**Exercise goal:** Return all the entries exactly, keeping pictures out.

**Given data:**
★ ★ ★
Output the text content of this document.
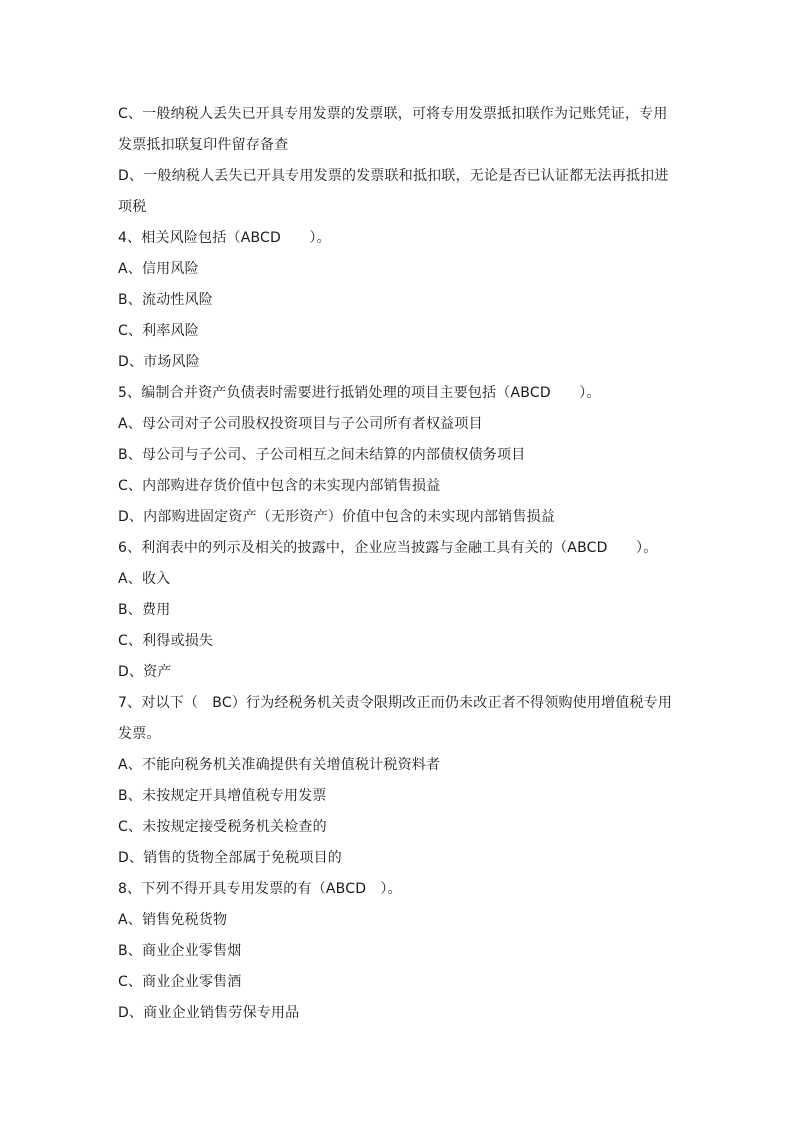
C、一般纳税人丢失已开具专用发票的发票联，可将专用发票抵扣联作为记账凭证，专用
发票抵扣联复印件留存备查
D、一般纳税人丢失已开具专用发票的发票联和抵扣联，无论是否已认证都无法再抵扣进
项税
4、相关风险包括（ABCD　　）。
A、信用风险
B、流动性风险
C、利率风险
D、市场风险
5、编制合并资产负债表时需要进行抵销处理的项目主要包括（ABCD　　）。
A、母公司对子公司股权投资项目与子公司所有者权益项目
B、母公司与子公司、子公司相互之间未结算的内部债权债务项目
C、内部购进存货价值中包含的未实现内部销售损益
D、内部购进固定资产（无形资产）价值中包含的未实现内部销售损益
6、利润表中的列示及相关的披露中，企业应当披露与金融工具有关的（ABCD　　）。
A、收入
B、费用
C、利得或损失
D、资产
7、对以下（　BC）行为经税务机关责令限期改正而仍未改正者不得领购使用增值税专用
发票。
A、不能向税务机关准确提供有关增值税计税资料者
B、未按规定开具增值税专用发票
C、未按规定接受税务机关检查的
D、销售的货物全部属于免税项目的
8、下列不得开具专用发票的有（ABCD　）。
A、销售免税货物
B、商业企业零售烟
C、商业企业零售酒
D、商业企业销售劳保专用品
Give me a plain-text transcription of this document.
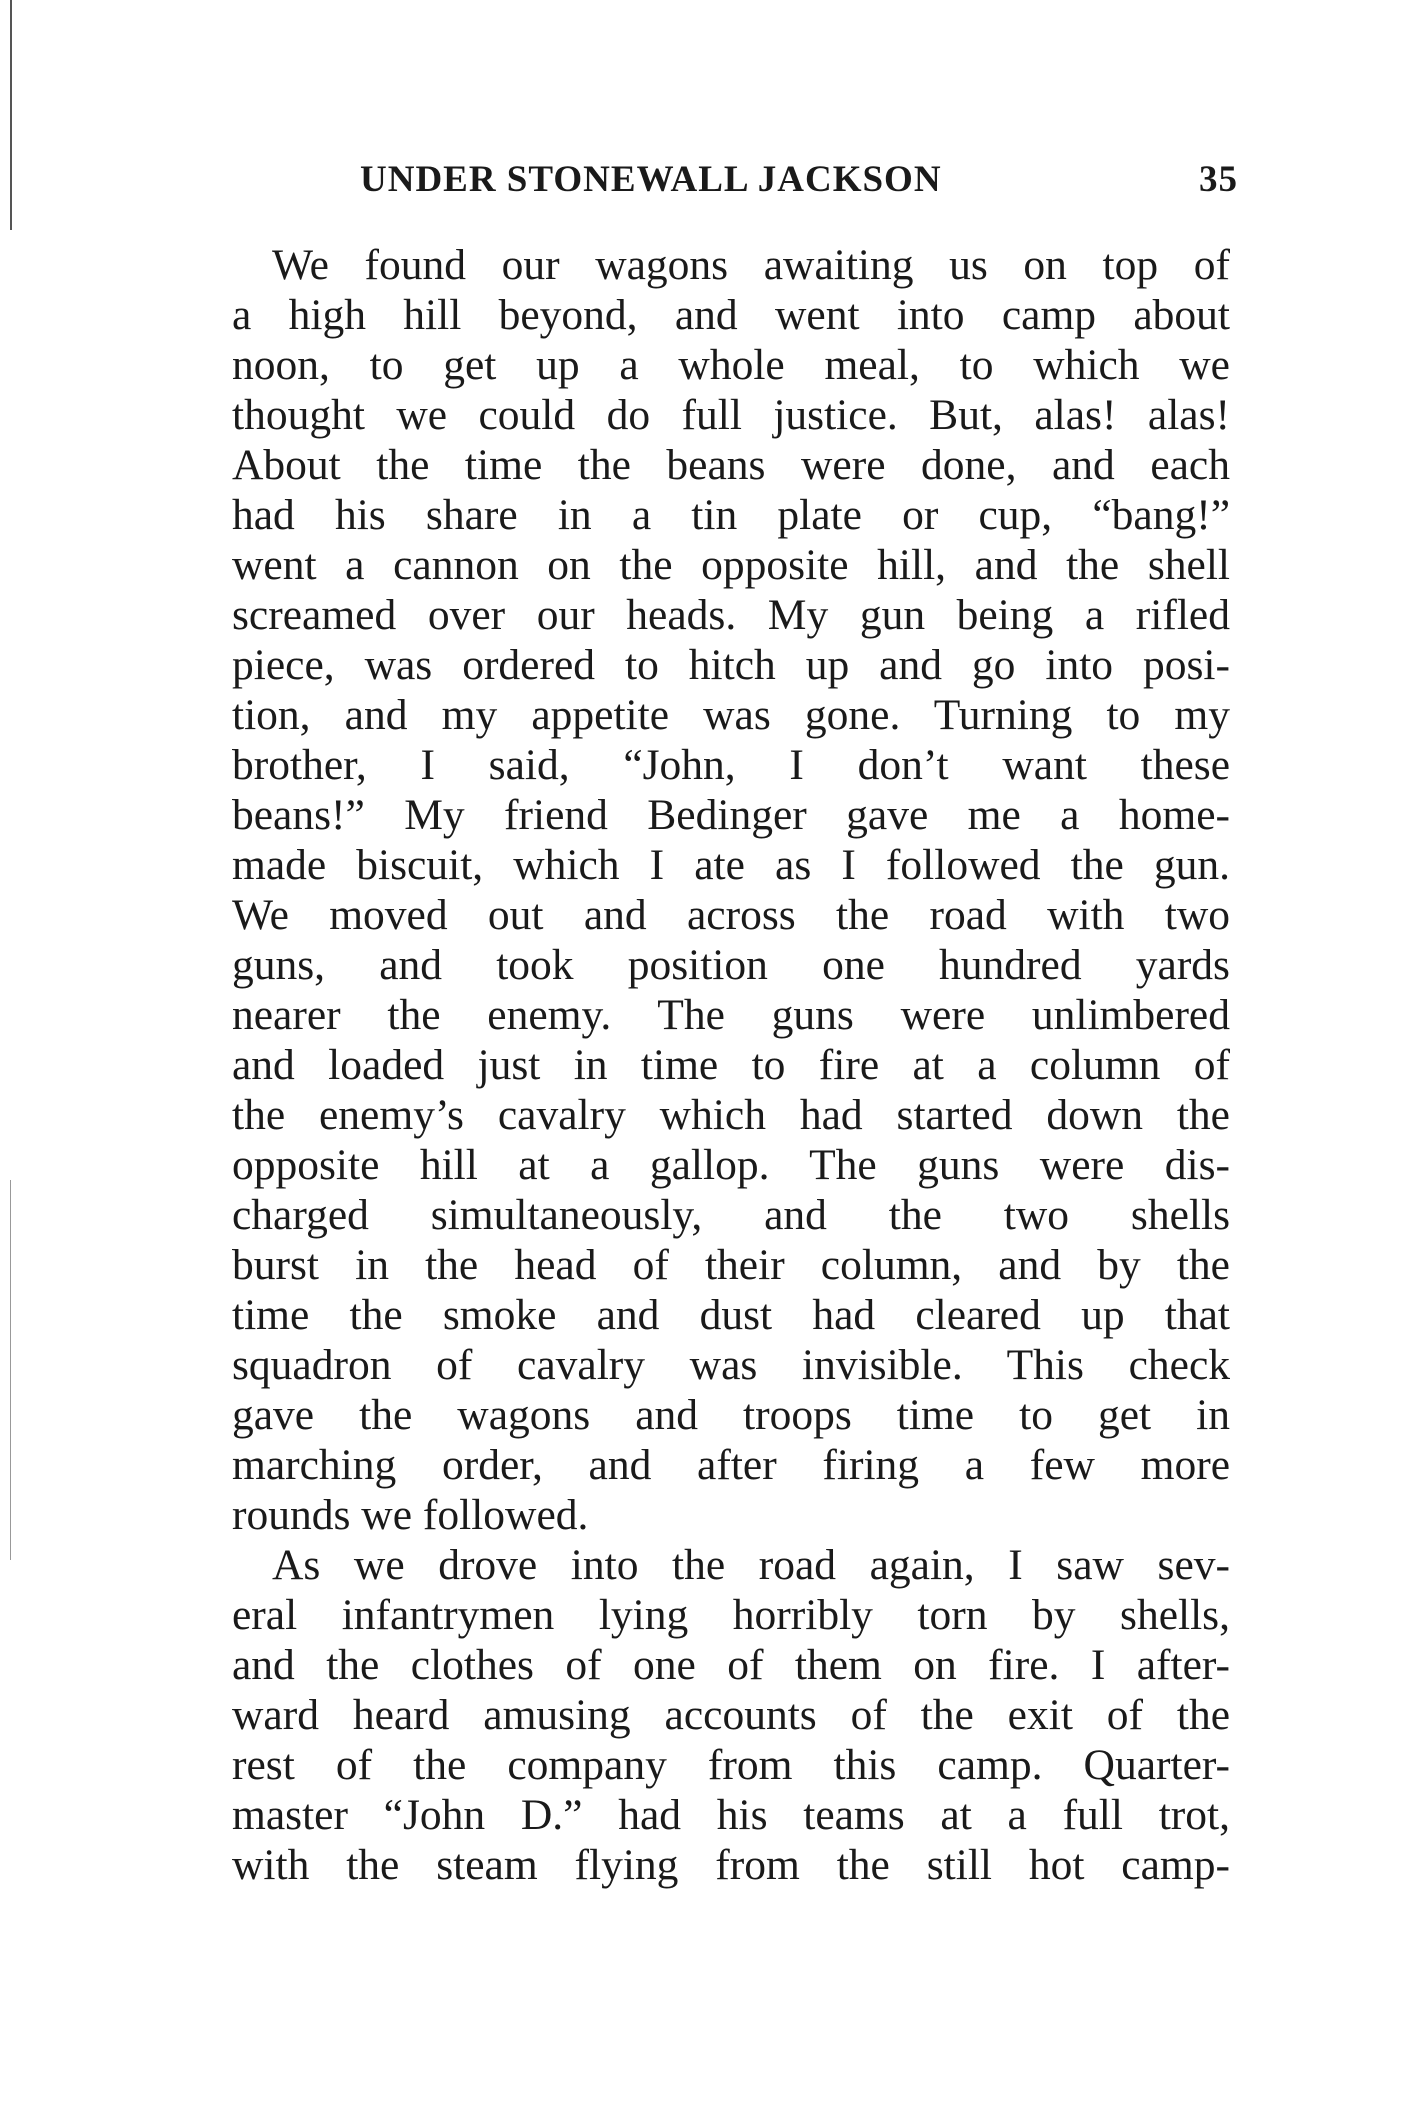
UNDER STONEWALL JACKSON	35
We found our wagons awaiting us on top of
a high hill beyond, and went into camp about
noon, to get up a whole meal, to which we
thought we could do full justice. But, alas! alas!
About the time the beans were done, and each
had his share in a tin plate or cup, “bang!”
went a cannon on the opposite hill, and the shell
screamed over our heads. My gun being a rifled
piece, was ordered to hitch up and go into posi-
tion, and my appetite was gone. Turning to my
brother, I said, “John, I don’t want these
beans!” My friend Bedinger gave me a home-
made biscuit, which I ate as I followed the gun.
We moved out and across the road with two
guns, and took position one hundred yards
nearer the enemy. The guns were unlimbered
and loaded just in time to fire at a column of
the enemy’s cavalry which had started down the
opposite hill at a gallop. The guns were dis-
charged simultaneously, and the two shells
burst in the head of their column, and by the
time the smoke and dust had cleared up that
squadron of cavalry was invisible. This check
gave the wagons and troops time to get in
marching order, and after firing a few more
rounds we followed.
As we drove into the road again, I saw sev-
eral infantrymen lying horribly torn by shells,
and the clothes of one of them on fire. I after-
ward heard amusing accounts of the exit of the
rest of the company from this camp. Quarter-
master “John D.” had his teams at a full trot,
with the steam flying from the still hot camp-
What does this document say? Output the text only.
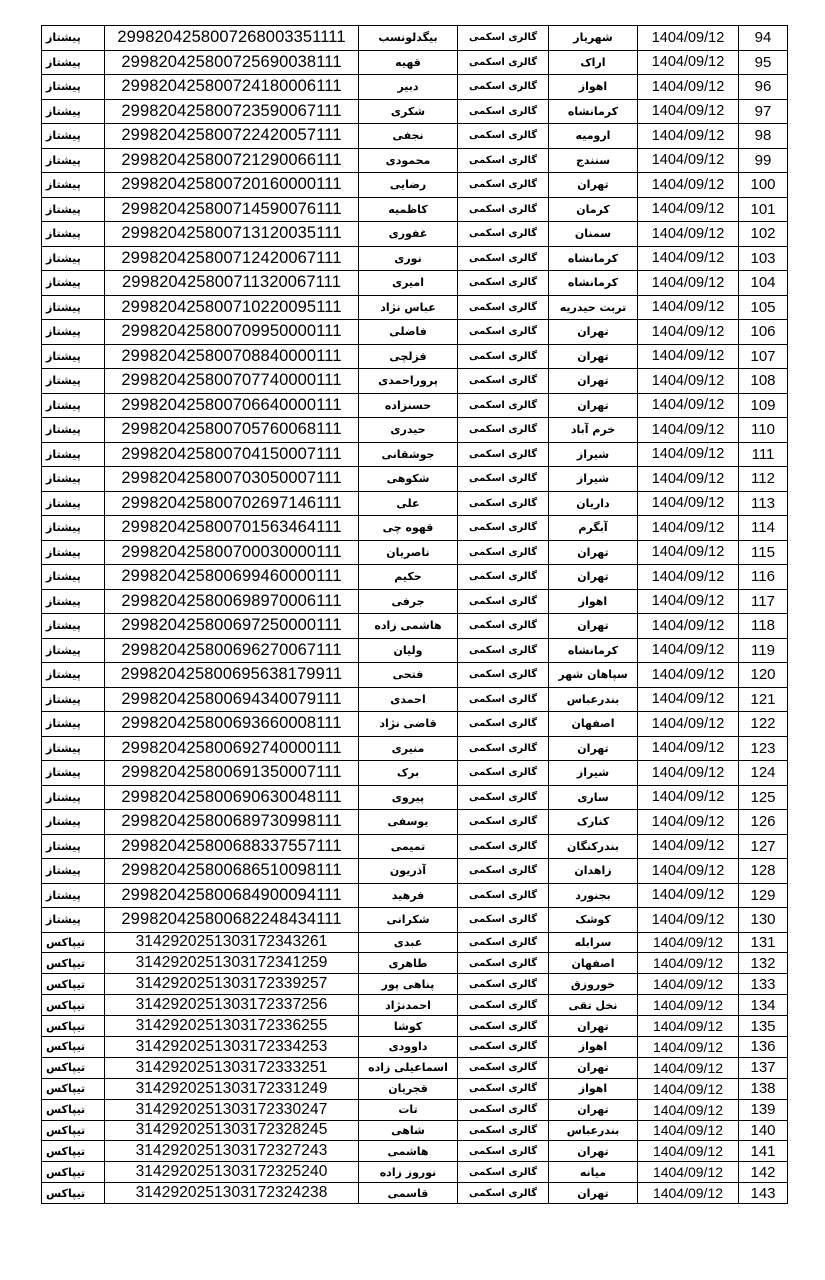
پیشتاز	2998204258007268003351111	بیگدلونسب	گالری اسکمی	شهریار	1404/09/12	94
پیشتاز	299820425800725690038111	قهیه	گالری اسکمی	اراک	1404/09/12	95
پیشتاز	299820425800724180006111	دبیر	گالری اسکمی	اهواز	1404/09/12	96
پیشتاز	299820425800723590067111	شکری	گالری اسکمی	کرمانشاه	1404/09/12	97
پیشتاز	299820425800722420057111	نجفی	گالری اسکمی	ارومیه	1404/09/12	98
پیشتاز	299820425800721290066111	محمودی	گالری اسکمی	سنندج	1404/09/12	99
پیشتاز	299820425800720160000111	رضایی	گالری اسکمی	تهران	1404/09/12	100
پیشتاز	299820425800714590076111	کاظمیه	گالری اسکمی	کرمان	1404/09/12	101
پیشتاز	299820425800713120035111	غفوری	گالری اسکمی	سمنان	1404/09/12	102
پیشتاز	299820425800712420067111	نوری	گالری اسکمی	کرمانشاه	1404/09/12	103
پیشتاز	299820425800711320067111	امیری	گالری اسکمی	کرمانشاه	1404/09/12	104
پیشتاز	299820425800710220095111	عباس نژاد	گالری اسکمی	تربت حیدریه	1404/09/12	105
پیشتاز	299820425800709950000111	فاضلی	گالری اسکمی	تهران	1404/09/12	106
پیشتاز	299820425800708840000111	قزلچی	گالری اسکمی	تهران	1404/09/12	107
پیشتاز	299820425800707740000111	پروراحمدی	گالری اسکمی	تهران	1404/09/12	108
پیشتاز	299820425800706640000111	حسنزاده	گالری اسکمی	تهران	1404/09/12	109
پیشتاز	299820425800705760068111	حیدری	گالری اسکمی	خرم آباد	1404/09/12	110
پیشتاز	299820425800704150007111	جوشقانی	گالری اسکمی	شیراز	1404/09/12	111
پیشتاز	299820425800703050007111	شکوهی	گالری اسکمی	شیراز	1404/09/12	112
پیشتاز	299820425800702697146111	علی	گالری اسکمی	داریان	1404/09/12	113
پیشتاز	299820425800701563464111	قهوه چی	گالری اسکمی	آبگرم	1404/09/12	114
پیشتاز	299820425800700030000111	ناصریان	گالری اسکمی	تهران	1404/09/12	115
پیشتاز	299820425800699460000111	حکیم	گالری اسکمی	تهران	1404/09/12	116
پیشتاز	299820425800698970006111	جرفی	گالری اسکمی	اهواز	1404/09/12	117
پیشتاز	299820425800697250000111	هاشمی زاده	گالری اسکمی	تهران	1404/09/12	118
پیشتاز	299820425800696270067111	ولیان	گالری اسکمی	کرمانشاه	1404/09/12	119
پیشتاز	299820425800695638179911	فتحی	گالری اسکمی	سپاهان شهر	1404/09/12	120
پیشتاز	299820425800694340079111	احمدی	گالری اسکمی	بندرعباس	1404/09/12	121
پیشتاز	299820425800693660008111	قاضی نژاد	گالری اسکمی	اصفهان	1404/09/12	122
پیشتاز	299820425800692740000111	منیری	گالری اسکمی	تهران	1404/09/12	123
پیشتاز	299820425800691350007111	برک	گالری اسکمی	شیراز	1404/09/12	124
پیشتاز	299820425800690630048111	پیروی	گالری اسکمی	ساری	1404/09/12	125
پیشتاز	299820425800689730998111	یوسفی	گالری اسکمی	کنارک	1404/09/12	126
پیشتاز	299820425800688337557111	تمیمی	گالری اسکمی	بندرکنگان	1404/09/12	127
پیشتاز	299820425800686510098111	آذریون	گالری اسکمی	زاهدان	1404/09/12	128
پیشتاز	299820425800684900094111	فرهید	گالری اسکمی	بجنورد	1404/09/12	129
پیشتاز	299820425800682248434111	شکرانی	گالری اسکمی	کوشک	1404/09/12	130
تیپاکس	3142920251303172343261	عبدی	گالری اسکمی	سرابله	1404/09/12	131
تیپاکس	3142920251303172341259	طاهری	گالری اسکمی	اصفهان	1404/09/12	132
تیپاکس	3142920251303172339257	پناهی پور	گالری اسکمی	خوروزق	1404/09/12	133
تیپاکس	3142920251303172337256	احمدنژاد	گالری اسکمی	نخل تقی	1404/09/12	134
تیپاکس	3142920251303172336255	کوشا	گالری اسکمی	تهران	1404/09/12	135
تیپاکس	3142920251303172334253	داوودی	گالری اسکمی	اهواز	1404/09/12	136
تیپاکس	3142920251303172333251	اسماعیلی زاده	گالری اسکمی	تهران	1404/09/12	137
تیپاکس	3142920251303172331249	قجریان	گالری اسکمی	اهواز	1404/09/12	138
تیپاکس	3142920251303172330247	تات	گالری اسکمی	تهران	1404/09/12	139
تیپاکس	3142920251303172328245	شاهی	گالری اسکمی	بندرعباس	1404/09/12	140
تیپاکس	3142920251303172327243	هاشمی	گالری اسکمی	تهران	1404/09/12	141
تیپاکس	3142920251303172325240	نوروز زاده	گالری اسکمی	میانه	1404/09/12	142
تیپاکس	3142920251303172324238	قاسمی	گالری اسکمی	تهران	1404/09/12	143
★ ★ ★
**Answer for the task:**
Output the text content of this document.
C、一般纳税人丢失已开具专用发票的发票联，可将专用发票抵扣联作为记账凭证，专用
发票抵扣联复印件留存备查
D、一般纳税人丢失已开具专用发票的发票联和抵扣联，无论是否已认证都无法再抵扣进
项税
4、相关风险包括（ABCD　　）。
A、信用风险
B、流动性风险
C、利率风险
D、市场风险
5、编制合并资产负债表时需要进行抵销处理的项目主要包括（ABCD　　）。
A、母公司对子公司股权投资项目与子公司所有者权益项目
B、母公司与子公司、子公司相互之间未结算的内部债权债务项目
C、内部购进存货价值中包含的未实现内部销售损益
D、内部购进固定资产（无形资产）价值中包含的未实现内部销售损益
6、利润表中的列示及相关的披露中，企业应当披露与金融工具有关的（ABCD　　）。
A、收入
B、费用
C、利得或损失
D、资产
7、对以下（　BC）行为经税务机关责令限期改正而仍未改正者不得领购使用增值税专用
发票。
A、不能向税务机关准确提供有关增值税计税资料者
B、未按规定开具增值税专用发票
C、未按规定接受税务机关检查的
D、销售的货物全部属于免税项目的
8、下列不得开具专用发票的有（ABCD　）。
A、销售免税货物
B、商业企业零售烟
C、商业企业零售酒
D、商业企业销售劳保专用品
Give me a plain-text transcription of this document.
UNDER STONEWALL JACKSON	35
We found our wagons awaiting us on top of
a high hill beyond, and went into camp about
noon, to get up a whole meal, to which we
thought we could do full justice. But, alas! alas!
About the time the beans were done, and each
had his share in a tin plate or cup, “bang!”
went a cannon on the opposite hill, and the shell
screamed over our heads. My gun being a rifled
piece, was ordered to hitch up and go into posi-
tion, and my appetite was gone. Turning to my
brother, I said, “John, I don’t want these
beans!” My friend Bedinger gave me a home-
made biscuit, which I ate as I followed the gun.
We moved out and across the road with two
guns, and took position one hundred yards
nearer the enemy. The guns were unlimbered
and loaded just in time to fire at a column of
the enemy’s cavalry which had started down the
opposite hill at a gallop. The guns were dis-
charged simultaneously, and the two shells
burst in the head of their column, and by the
time the smoke and dust had cleared up that
squadron of cavalry was invisible. This check
gave the wagons and troops time to get in
marching order, and after firing a few more
rounds we followed.
As we drove into the road again, I saw sev-
eral infantrymen lying horribly torn by shells,
and the clothes of one of them on fire. I after-
ward heard amusing accounts of the exit of the
rest of the company from this camp. Quarter-
master “John D.” had his teams at a full trot,
with the steam flying from the still hot camp-
What does this document say? Output the text only.
پیشتاز	2998204258007268003351111	بیگدلونسب	گالری اسکمی	شهریار	1404/09/12	94
پیشتاز	299820425800725690038111	قهیه	گالری اسکمی	اراک	1404/09/12	95
پیشتاز	299820425800724180006111	دبیر	گالری اسکمی	اهواز	1404/09/12	96
پیشتاز	299820425800723590067111	شکری	گالری اسکمی	کرمانشاه	1404/09/12	97
پیشتاز	299820425800722420057111	نجفی	گالری اسکمی	ارومیه	1404/09/12	98
پیشتاز	299820425800721290066111	محمودی	گالری اسکمی	سنندج	1404/09/12	99
پیشتاز	299820425800720160000111	رضایی	گالری اسکمی	تهران	1404/09/12	100
پیشتاز	299820425800714590076111	کاظمیه	گالری اسکمی	کرمان	1404/09/12	101
پیشتاز	299820425800713120035111	غفوری	گالری اسکمی	سمنان	1404/09/12	102
پیشتاز	299820425800712420067111	نوری	گالری اسکمی	کرمانشاه	1404/09/12	103
پیشتاز	299820425800711320067111	امیری	گالری اسکمی	کرمانشاه	1404/09/12	104
پیشتاز	299820425800710220095111	عباس نژاد	گالری اسکمی	تربت حیدریه	1404/09/12	105
پیشتاز	299820425800709950000111	فاضلی	گالری اسکمی	تهران	1404/09/12	106
پیشتاز	299820425800708840000111	قزلچی	گالری اسکمی	تهران	1404/09/12	107
پیشتاز	299820425800707740000111	پروراحمدی	گالری اسکمی	تهران	1404/09/12	108
پیشتاز	299820425800706640000111	حسنزاده	گالری اسکمی	تهران	1404/09/12	109
پیشتاز	299820425800705760068111	حیدری	گالری اسکمی	خرم آباد	1404/09/12	110
پیشتاز	299820425800704150007111	جوشقانی	گالری اسکمی	شیراز	1404/09/12	111
پیشتاز	299820425800703050007111	شکوهی	گالری اسکمی	شیراز	1404/09/12	112
پیشتاز	299820425800702697146111	علی	گالری اسکمی	داریان	1404/09/12	113
پیشتاز	299820425800701563464111	قهوه چی	گالری اسکمی	آبگرم	1404/09/12	114
پیشتاز	299820425800700030000111	ناصریان	گالری اسکمی	تهران	1404/09/12	115
پیشتاز	299820425800699460000111	حکیم	گالری اسکمی	تهران	1404/09/12	116
پیشتاز	299820425800698970006111	جرفی	گالری اسکمی	اهواز	1404/09/12	117
پیشتاز	299820425800697250000111	هاشمی زاده	گالری اسکمی	تهران	1404/09/12	118
پیشتاز	299820425800696270067111	ولیان	گالری اسکمی	کرمانشاه	1404/09/12	119
پیشتاز	299820425800695638179911	فتحی	گالری اسکمی	سپاهان شهر	1404/09/12	120
پیشتاز	299820425800694340079111	احمدی	گالری اسکمی	بندرعباس	1404/09/12	121
پیشتاز	299820425800693660008111	قاضی نژاد	گالری اسکمی	اصفهان	1404/09/12	122
پیشتاز	299820425800692740000111	منیری	گالری اسکمی	تهران	1404/09/12	123
پیشتاز	299820425800691350007111	برک	گالری اسکمی	شیراز	1404/09/12	124
پیشتاز	299820425800690630048111	پیروی	گالری اسکمی	ساری	1404/09/12	125
پیشتاز	299820425800689730998111	یوسفی	گالری اسکمی	کنارک	1404/09/12	126
پیشتاز	299820425800688337557111	تمیمی	گالری اسکمی	بندرکنگان	1404/09/12	127
پیشتاز	299820425800686510098111	آذریون	گالری اسکمی	زاهدان	1404/09/12	128
پیشتاز	299820425800684900094111	فرهید	گالری اسکمی	بجنورد	1404/09/12	129
پیشتاز	299820425800682248434111	شکرانی	گالری اسکمی	کوشک	1404/09/12	130
تیپاکس	3142920251303172343261	عبدی	گالری اسکمی	سرابله	1404/09/12	131
تیپاکس	3142920251303172341259	طاهری	گالری اسکمی	اصفهان	1404/09/12	132
تیپاکس	3142920251303172339257	پناهی پور	گالری اسکمی	خوروزق	1404/09/12	133
تیپاکس	3142920251303172337256	احمدنژاد	گالری اسکمی	نخل تقی	1404/09/12	134
تیپاکس	3142920251303172336255	کوشا	گالری اسکمی	تهران	1404/09/12	135
تیپاکس	3142920251303172334253	داوودی	گالری اسکمی	اهواز	1404/09/12	136
تیپاکس	3142920251303172333251	اسماعیلی زاده	گالری اسکمی	تهران	1404/09/12	137
تیپاکس	3142920251303172331249	قجریان	گالری اسکمی	اهواز	1404/09/12	138
تیپاکس	3142920251303172330247	تات	گالری اسکمی	تهران	1404/09/12	139
تیپاکس	3142920251303172328245	شاهی	گالری اسکمی	بندرعباس	1404/09/12	140
تیپاکس	3142920251303172327243	هاشمی	گالری اسکمی	تهران	1404/09/12	141
تیپاکس	3142920251303172325240	نوروز زاده	گالری اسکمی	میانه	1404/09/12	142
تیپاکس	3142920251303172324238	قاسمی	گالری اسکمی	تهران	1404/09/12	143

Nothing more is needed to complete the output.